THE TASK: Pick out every line with the word "SUPORTE" and copy it.

[Start EXERCISE INPUT]

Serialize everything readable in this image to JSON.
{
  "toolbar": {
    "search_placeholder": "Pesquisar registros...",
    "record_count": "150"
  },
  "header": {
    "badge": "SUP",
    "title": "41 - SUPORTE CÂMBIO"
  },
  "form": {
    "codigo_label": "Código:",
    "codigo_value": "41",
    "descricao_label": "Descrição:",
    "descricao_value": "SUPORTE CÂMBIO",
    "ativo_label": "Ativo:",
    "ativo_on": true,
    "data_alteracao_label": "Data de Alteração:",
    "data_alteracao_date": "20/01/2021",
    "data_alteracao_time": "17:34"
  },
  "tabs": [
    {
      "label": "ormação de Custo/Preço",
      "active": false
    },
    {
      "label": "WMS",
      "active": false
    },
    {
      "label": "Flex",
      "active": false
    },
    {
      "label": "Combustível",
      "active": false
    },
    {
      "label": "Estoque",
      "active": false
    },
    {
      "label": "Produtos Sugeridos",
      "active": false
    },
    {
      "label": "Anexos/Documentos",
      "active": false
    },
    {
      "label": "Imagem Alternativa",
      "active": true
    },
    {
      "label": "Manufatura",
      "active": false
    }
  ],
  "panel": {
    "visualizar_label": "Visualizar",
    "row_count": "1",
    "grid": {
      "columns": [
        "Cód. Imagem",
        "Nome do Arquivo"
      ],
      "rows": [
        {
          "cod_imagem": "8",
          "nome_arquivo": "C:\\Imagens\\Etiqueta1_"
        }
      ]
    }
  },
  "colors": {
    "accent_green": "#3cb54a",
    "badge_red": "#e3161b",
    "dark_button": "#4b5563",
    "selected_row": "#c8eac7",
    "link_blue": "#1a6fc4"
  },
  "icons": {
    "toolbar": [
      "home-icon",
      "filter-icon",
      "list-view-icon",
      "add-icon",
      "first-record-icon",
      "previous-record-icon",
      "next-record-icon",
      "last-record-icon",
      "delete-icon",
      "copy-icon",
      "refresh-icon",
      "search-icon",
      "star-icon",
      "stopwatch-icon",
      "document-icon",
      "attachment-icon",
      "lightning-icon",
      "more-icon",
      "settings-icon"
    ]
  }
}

[End EXERCISE INPUT]

THE SOLUTION:
    "title": "41 - SUPORTE CÂMBIO"
    "descricao_value": "SUPORTE CÂMBIO",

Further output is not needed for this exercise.